• _Data extract_
..............................

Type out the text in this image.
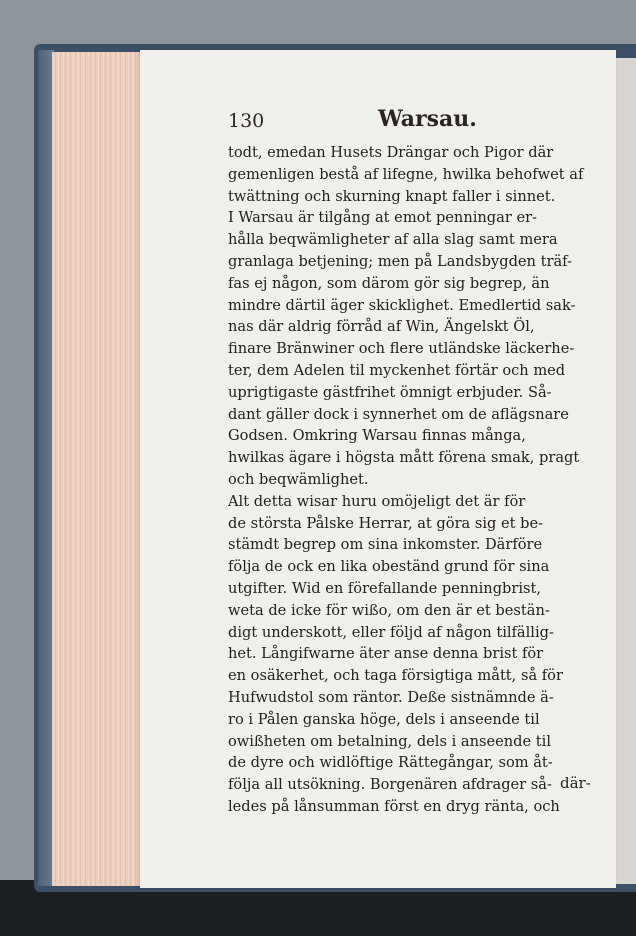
130	Warsau.
todt, emedan Husets Drängar och Pigor där
gemenligen bestå af lifegne, hwilka behofwet af
twättning och skurning knapt faller i sinnet.
I Warsau är tilgång at emot penningar er-
hålla beqwämligheter af alla slag samt mera
granlaga betjening; men på Landsbygden träf-
fas ej någon, som därom gör sig begrep, än
mindre därtil äger skicklighet. Emedlertid sak-
nas där aldrig förråd af Win, Ängelskt Öl,
finare Bränwiner och flere utländske läckerhe-
ter, dem Adelen til myckenhet förtär och med
uprigtigaste gästfrihet ömnigt erbjuder. Så-
dant gäller dock i synnerhet om de aflägsnare
Godsen. Omkring Warsau finnas många,
hwilkas ägare i högsta mått förena smak, pragt
och beqwämlighet.
Alt detta wisar huru omöjeligt det är för
de största Pålske Herrar, at göra sig et be-
stämdt begrep om sina inkomster. Därföre
följa de ock en lika obeständ grund för sina
utgifter. Wid en förefallande penningbrist,
weta de icke för wißo, om den är et bestän-
digt underskott, eller följd af någon tilfällig-
het. Långifwarne äter anse denna brist för
en osäkerhet, och taga försigtiga mått, så för
Hufwudstol som räntor. Deße sistnämnde ä-
ro i Pålen ganska höge, dels i anseende til
owißheten om betalning, dels i anseende til
de dyre och widlöftige Rättegångar, som åt-
följa all utsökning. Borgenären afdrager så-
ledes på lånsumman först en dryg ränta, och
där-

..............................

• _What to do_
Omit the pictures and restate the rest of the records verbatim.

• _Worked answer_
Type out the text in this image.
130	Warsau.
todt, emedan Husets Drängar och Pigor där
gemenligen bestå af lifegne, hwilka behofwet af
twättning och skurning knapt faller i sinnet.
I Warsau är tilgång at emot penningar er-
hålla beqwämligheter af alla slag samt mera
granlaga betjening; men på Landsbygden träf-
fas ej någon, som därom gör sig begrep, än
mindre därtil äger skicklighet. Emedlertid sak-
nas där aldrig förråd af Win, Ängelskt Öl,
finare Bränwiner och flere utländske läckerhe-
ter, dem Adelen til myckenhet förtär och med
uprigtigaste gästfrihet ömnigt erbjuder. Så-
dant gäller dock i synnerhet om de aflägsnare
Godsen. Omkring Warsau finnas många,
hwilkas ägare i högsta mått förena smak, pragt
och beqwämlighet.
Alt detta wisar huru omöjeligt det är för
de största Pålske Herrar, at göra sig et be-
stämdt begrep om sina inkomster. Därföre
följa de ock en lika obeständ grund för sina
utgifter. Wid en förefallande penningbrist,
weta de icke för wißo, om den är et bestän-
digt underskott, eller följd af någon tilfällig-
het. Långifwarne äter anse denna brist för
en osäkerhet, och taga försigtiga mått, så för
Hufwudstol som räntor. Deße sistnämnde ä-
ro i Pålen ganska höge, dels i anseende til
owißheten om betalning, dels i anseende til
de dyre och widlöftige Rättegångar, som åt-
följa all utsökning. Borgenären afdrager så-
ledes på lånsumman först en dryg ränta, och
där-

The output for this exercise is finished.